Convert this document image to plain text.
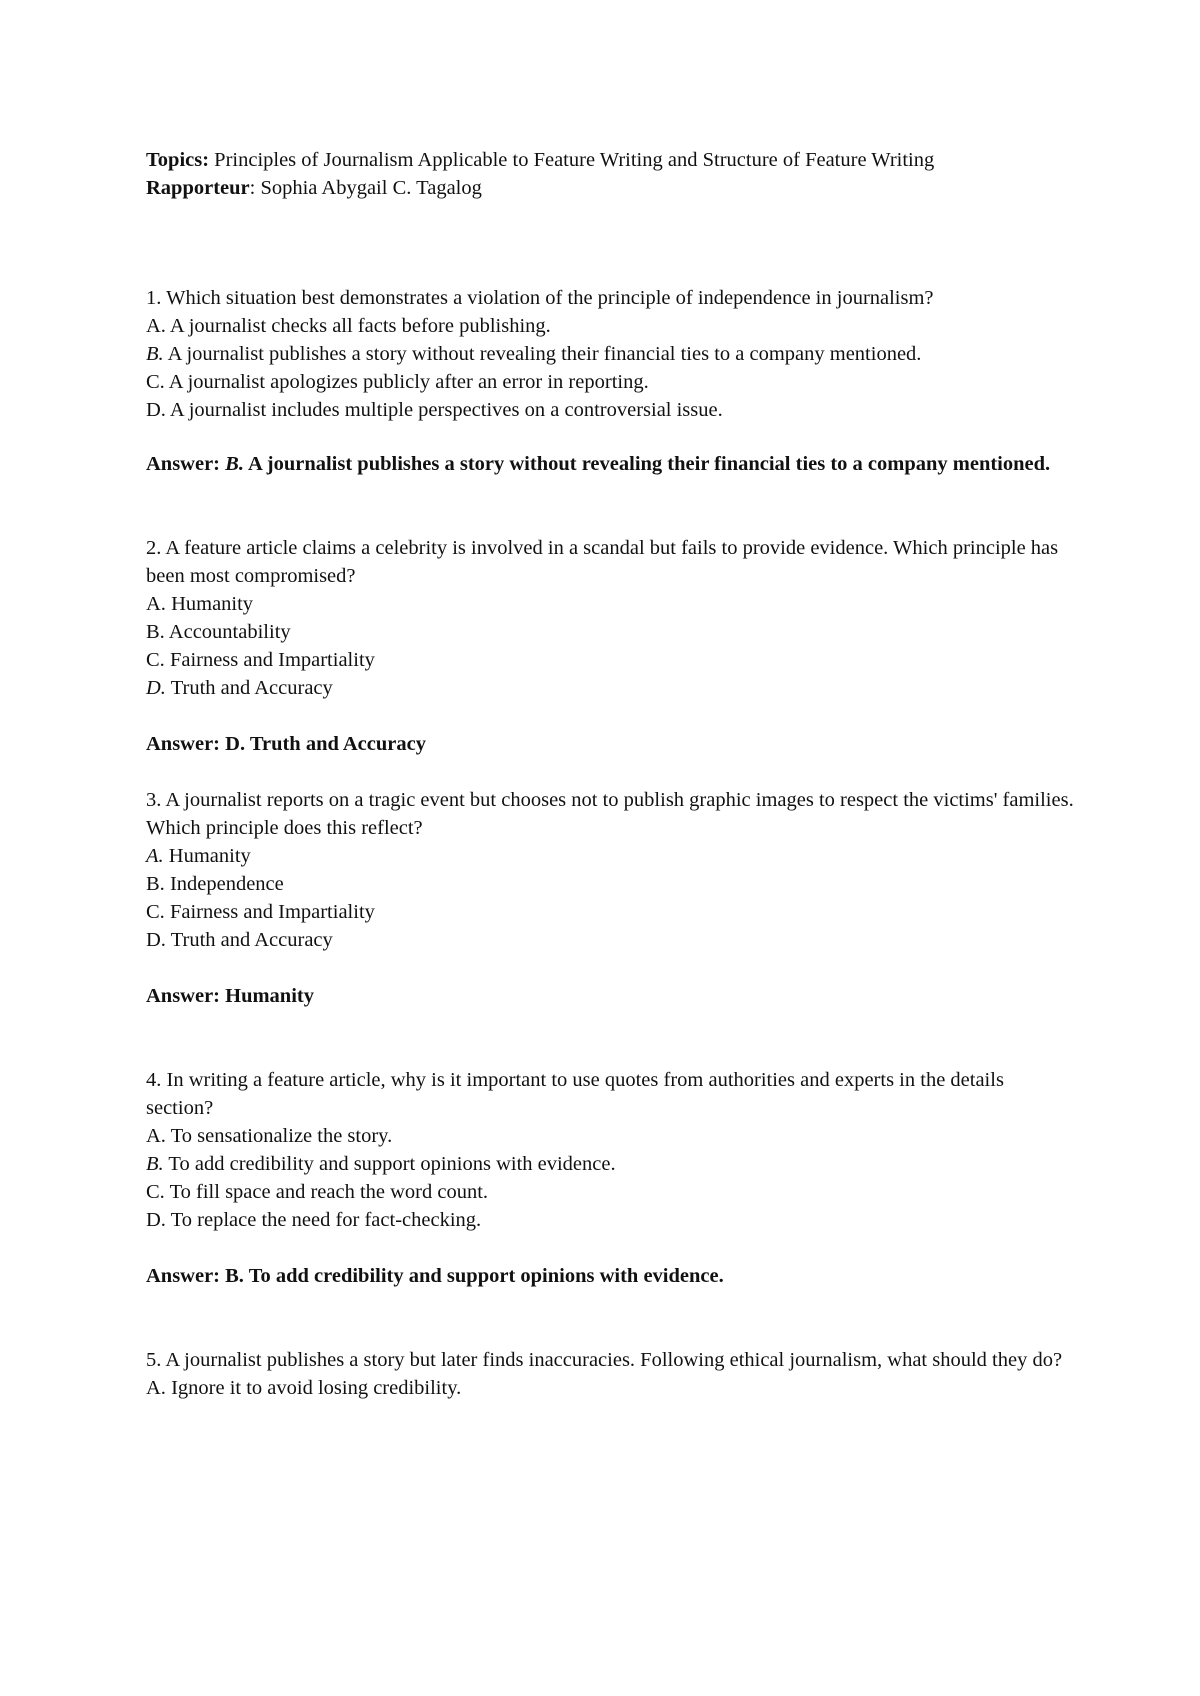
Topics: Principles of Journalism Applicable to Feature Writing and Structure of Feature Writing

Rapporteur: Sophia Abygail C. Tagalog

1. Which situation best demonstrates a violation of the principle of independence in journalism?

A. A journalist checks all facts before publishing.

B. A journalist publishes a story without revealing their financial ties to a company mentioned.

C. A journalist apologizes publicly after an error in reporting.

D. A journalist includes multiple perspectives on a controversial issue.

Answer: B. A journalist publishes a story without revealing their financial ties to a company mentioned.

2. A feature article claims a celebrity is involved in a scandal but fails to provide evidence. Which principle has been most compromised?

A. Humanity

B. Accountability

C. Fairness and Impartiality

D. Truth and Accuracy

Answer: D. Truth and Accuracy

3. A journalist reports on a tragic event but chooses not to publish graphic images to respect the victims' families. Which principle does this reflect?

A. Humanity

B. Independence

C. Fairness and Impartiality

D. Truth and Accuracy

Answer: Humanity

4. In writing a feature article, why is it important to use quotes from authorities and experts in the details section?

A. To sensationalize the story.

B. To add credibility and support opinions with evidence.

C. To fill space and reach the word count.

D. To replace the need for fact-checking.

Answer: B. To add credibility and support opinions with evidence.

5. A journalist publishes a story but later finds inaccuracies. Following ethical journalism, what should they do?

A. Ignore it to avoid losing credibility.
------------------------------------------------
Collect each line containing the string "story".

B. A journalist publishes a story without revealing their financial ties to a company mentioned.
Answer: B. A journalist publishes a story without revealing their financial ties to a company mentioned.
A. To sensationalize the story.
5. A journalist publishes a story but later finds inaccuracies. Following ethical journalism, what should they do?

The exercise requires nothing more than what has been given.